• **WRITTEN EXERCISE**
Identify the lines containing the word "Scheduled". Copy each one.

** BEGIN INPUT FOR THIS TASK **

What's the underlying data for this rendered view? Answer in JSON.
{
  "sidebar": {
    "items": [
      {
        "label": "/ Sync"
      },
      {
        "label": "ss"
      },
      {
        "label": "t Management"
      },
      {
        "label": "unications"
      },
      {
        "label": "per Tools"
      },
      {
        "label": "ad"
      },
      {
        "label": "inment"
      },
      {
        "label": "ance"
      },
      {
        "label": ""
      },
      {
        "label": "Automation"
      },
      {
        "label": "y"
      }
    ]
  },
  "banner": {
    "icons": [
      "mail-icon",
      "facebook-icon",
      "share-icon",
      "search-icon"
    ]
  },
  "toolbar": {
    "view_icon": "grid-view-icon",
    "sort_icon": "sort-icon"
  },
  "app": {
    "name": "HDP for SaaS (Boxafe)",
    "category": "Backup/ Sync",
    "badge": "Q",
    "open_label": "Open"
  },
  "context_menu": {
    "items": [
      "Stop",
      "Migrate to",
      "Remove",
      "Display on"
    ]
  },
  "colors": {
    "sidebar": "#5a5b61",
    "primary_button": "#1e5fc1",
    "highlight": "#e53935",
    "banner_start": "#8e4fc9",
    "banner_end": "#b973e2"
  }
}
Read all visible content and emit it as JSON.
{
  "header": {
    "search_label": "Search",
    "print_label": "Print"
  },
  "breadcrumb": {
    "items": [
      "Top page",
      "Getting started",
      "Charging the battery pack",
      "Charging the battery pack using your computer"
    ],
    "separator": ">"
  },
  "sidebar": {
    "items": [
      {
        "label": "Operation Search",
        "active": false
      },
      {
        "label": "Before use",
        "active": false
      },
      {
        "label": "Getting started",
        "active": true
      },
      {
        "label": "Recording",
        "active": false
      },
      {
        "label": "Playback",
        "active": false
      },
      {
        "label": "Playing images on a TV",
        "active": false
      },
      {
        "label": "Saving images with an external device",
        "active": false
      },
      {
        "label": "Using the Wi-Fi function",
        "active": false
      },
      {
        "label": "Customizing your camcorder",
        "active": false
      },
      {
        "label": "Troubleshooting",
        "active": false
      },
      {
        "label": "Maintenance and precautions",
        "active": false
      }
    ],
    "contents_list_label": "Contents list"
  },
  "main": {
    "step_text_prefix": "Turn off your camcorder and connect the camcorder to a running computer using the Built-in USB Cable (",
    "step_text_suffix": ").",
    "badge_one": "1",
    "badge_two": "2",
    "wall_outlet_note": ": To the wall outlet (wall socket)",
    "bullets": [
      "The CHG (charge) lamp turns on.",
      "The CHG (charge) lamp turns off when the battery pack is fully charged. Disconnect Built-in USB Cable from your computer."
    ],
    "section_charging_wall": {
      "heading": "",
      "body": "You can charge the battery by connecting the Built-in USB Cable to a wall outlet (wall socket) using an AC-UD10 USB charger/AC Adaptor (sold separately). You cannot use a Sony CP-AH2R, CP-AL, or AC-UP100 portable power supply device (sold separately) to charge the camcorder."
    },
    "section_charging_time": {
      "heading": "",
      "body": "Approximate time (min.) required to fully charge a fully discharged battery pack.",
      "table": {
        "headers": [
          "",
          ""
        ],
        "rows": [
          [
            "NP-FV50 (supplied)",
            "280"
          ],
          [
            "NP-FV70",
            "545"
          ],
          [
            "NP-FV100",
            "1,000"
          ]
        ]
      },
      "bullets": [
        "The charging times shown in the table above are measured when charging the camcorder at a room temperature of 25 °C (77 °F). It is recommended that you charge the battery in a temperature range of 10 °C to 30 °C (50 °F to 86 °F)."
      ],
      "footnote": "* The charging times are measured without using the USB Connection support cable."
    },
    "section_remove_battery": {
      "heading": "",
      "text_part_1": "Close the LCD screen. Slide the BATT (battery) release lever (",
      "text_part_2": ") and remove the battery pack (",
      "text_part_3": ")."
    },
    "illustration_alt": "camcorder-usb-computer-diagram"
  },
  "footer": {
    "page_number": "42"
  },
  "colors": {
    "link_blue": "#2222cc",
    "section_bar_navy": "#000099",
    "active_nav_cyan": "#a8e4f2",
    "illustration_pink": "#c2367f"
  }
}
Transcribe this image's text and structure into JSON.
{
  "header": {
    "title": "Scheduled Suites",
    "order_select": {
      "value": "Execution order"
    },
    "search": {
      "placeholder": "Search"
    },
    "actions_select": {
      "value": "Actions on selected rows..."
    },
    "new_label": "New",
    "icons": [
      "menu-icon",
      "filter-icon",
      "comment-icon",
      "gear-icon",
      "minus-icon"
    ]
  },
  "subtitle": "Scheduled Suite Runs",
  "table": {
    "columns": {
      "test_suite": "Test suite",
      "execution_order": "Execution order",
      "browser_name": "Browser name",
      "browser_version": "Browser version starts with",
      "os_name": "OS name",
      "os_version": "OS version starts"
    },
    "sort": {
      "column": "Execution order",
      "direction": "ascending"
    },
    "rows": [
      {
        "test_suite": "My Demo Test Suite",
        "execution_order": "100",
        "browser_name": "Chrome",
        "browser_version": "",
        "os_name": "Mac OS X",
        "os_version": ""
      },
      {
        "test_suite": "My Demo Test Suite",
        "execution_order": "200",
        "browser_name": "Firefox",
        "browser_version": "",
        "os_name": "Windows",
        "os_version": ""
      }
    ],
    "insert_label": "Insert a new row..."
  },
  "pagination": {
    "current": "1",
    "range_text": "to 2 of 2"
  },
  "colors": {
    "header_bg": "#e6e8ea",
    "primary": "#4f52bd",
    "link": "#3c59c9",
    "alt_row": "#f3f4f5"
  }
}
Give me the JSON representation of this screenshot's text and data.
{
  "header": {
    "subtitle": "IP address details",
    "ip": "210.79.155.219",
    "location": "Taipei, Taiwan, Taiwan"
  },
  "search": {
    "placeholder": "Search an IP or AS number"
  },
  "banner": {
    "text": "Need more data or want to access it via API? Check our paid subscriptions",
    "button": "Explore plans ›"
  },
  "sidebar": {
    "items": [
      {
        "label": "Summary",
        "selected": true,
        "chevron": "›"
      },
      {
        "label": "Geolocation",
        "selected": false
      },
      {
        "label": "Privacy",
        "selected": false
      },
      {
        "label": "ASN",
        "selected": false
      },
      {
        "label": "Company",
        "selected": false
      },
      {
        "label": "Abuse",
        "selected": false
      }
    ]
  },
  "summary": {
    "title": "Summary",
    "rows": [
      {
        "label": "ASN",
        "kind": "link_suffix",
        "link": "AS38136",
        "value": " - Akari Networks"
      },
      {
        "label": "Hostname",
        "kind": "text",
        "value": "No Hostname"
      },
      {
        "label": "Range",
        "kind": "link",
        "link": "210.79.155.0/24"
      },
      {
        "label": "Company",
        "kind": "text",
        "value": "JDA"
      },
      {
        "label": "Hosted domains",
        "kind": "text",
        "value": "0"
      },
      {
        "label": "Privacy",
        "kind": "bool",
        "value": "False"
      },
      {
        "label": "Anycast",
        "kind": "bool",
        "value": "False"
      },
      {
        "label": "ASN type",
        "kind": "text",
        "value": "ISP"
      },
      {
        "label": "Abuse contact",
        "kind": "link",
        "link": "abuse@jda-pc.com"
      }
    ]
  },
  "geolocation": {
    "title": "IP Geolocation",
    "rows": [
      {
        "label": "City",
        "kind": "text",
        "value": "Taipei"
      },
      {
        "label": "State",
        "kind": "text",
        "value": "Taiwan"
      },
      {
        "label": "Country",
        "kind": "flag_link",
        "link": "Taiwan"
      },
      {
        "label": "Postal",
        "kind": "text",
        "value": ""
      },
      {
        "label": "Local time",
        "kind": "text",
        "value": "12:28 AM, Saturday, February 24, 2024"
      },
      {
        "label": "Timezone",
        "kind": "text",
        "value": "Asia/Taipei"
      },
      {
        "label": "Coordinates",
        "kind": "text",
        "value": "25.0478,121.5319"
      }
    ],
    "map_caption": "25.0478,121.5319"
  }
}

** END INPUT FOR THIS TASK **

• **SOLUTION FOR THIS EXERCISE**
    "title": "Scheduled Suites",
  "subtitle": "Scheduled Suite Runs",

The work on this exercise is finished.